The listing below must be reproduced in full, exactly as written.
*** Source information Section Begins ***
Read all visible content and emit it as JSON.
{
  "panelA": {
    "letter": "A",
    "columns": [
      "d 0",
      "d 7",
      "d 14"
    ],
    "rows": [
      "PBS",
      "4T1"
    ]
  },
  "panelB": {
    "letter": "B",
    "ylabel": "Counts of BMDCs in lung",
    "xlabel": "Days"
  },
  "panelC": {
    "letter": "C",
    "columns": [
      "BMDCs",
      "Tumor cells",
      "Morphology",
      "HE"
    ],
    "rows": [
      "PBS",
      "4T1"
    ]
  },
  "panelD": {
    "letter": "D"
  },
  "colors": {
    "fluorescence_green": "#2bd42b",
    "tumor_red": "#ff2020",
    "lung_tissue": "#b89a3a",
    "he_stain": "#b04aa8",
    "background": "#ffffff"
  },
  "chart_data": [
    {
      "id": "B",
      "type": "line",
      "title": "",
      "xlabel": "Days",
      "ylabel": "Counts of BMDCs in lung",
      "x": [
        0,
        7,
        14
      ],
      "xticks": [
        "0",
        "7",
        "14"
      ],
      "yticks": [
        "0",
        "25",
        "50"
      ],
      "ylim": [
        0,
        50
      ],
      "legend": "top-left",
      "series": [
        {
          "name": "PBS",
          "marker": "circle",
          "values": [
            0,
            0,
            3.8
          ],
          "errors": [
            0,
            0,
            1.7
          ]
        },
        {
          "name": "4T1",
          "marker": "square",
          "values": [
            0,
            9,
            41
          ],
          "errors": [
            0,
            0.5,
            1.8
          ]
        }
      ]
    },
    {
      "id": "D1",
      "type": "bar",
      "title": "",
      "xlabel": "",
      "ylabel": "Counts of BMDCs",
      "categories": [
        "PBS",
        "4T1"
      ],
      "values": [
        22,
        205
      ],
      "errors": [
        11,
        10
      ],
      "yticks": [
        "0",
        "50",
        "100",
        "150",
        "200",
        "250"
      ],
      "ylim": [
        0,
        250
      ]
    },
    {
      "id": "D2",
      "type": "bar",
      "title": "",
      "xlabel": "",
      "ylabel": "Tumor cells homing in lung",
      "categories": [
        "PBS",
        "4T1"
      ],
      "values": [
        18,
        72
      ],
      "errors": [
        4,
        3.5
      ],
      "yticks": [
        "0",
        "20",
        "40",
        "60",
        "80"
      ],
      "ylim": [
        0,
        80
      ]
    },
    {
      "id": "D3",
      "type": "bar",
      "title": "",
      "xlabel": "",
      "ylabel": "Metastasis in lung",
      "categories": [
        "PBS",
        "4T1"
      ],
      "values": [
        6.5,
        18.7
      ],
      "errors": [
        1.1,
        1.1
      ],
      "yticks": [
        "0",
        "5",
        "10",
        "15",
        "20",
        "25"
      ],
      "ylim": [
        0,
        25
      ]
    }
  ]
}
*** Source information Section Ends ***
● Finished task
Read all visible content and emit it as JSON.
{
  "panelA": {
    "letter": "A",
    "columns": [
      "d 0",
      "d 7",
      "d 14"
    ],
    "rows": [
      "PBS",
      "4T1"
    ]
  },
  "panelB": {
    "letter": "B",
    "ylabel": "Counts of BMDCs in lung",
    "xlabel": "Days"
  },
  "panelC": {
    "letter": "C",
    "columns": [
      "BMDCs",
      "Tumor cells",
      "Morphology",
      "HE"
    ],
    "rows": [
      "PBS",
      "4T1"
    ]
  },
  "panelD": {
    "letter": "D"
  },
  "colors": {
    "fluorescence_green": "#2bd42b",
    "tumor_red": "#ff2020",
    "lung_tissue": "#b89a3a",
    "he_stain": "#b04aa8",
    "background": "#ffffff"
  },
  "chart_data": [
    {
      "id": "B",
      "type": "line",
      "title": "",
      "xlabel": "Days",
      "ylabel": "Counts of BMDCs in lung",
      "x": [
        0,
        7,
        14
      ],
      "xticks": [
        "0",
        "7",
        "14"
      ],
      "yticks": [
        "0",
        "25",
        "50"
      ],
      "ylim": [
        0,
        50
      ],
      "legend": "top-left",
      "series": [
        {
          "name": "PBS",
          "marker": "circle",
          "values": [
            0,
            0,
            3.8
          ],
          "errors": [
            0,
            0,
            1.7
          ]
        },
        {
          "name": "4T1",
          "marker": "square",
          "values": [
            0,
            9,
            41
          ],
          "errors": [
            0,
            0.5,
            1.8
          ]
        }
      ]
    },
    {
      "id": "D1",
      "type": "bar",
      "title": "",
      "xlabel": "",
      "ylabel": "Counts of BMDCs",
      "categories": [
        "PBS",
        "4T1"
      ],
      "values": [
        22,
        205
      ],
      "errors": [
        11,
        10
      ],
      "yticks": [
        "0",
        "50",
        "100",
        "150",
        "200",
        "250"
      ],
      "ylim": [
        0,
        250
      ]
    },
    {
      "id": "D2",
      "type": "bar",
      "title": "",
      "xlabel": "",
      "ylabel": "Tumor cells homing in lung",
      "categories": [
        "PBS",
        "4T1"
      ],
      "values": [
        18,
        72
      ],
      "errors": [
        4,
        3.5
      ],
      "yticks": [
        "0",
        "20",
        "40",
        "60",
        "80"
      ],
      "ylim": [
        0,
        80
      ]
    },
    {
      "id": "D3",
      "type": "bar",
      "title": "",
      "xlabel": "",
      "ylabel": "Metastasis in lung",
      "categories": [
        "PBS",
        "4T1"
      ],
      "values": [
        6.5,
        18.7
      ],
      "errors": [
        1.1,
        1.1
      ],
      "yticks": [
        "0",
        "5",
        "10",
        "15",
        "20",
        "25"
      ],
      "ylim": [
        0,
        25
      ]
    }
  ]
}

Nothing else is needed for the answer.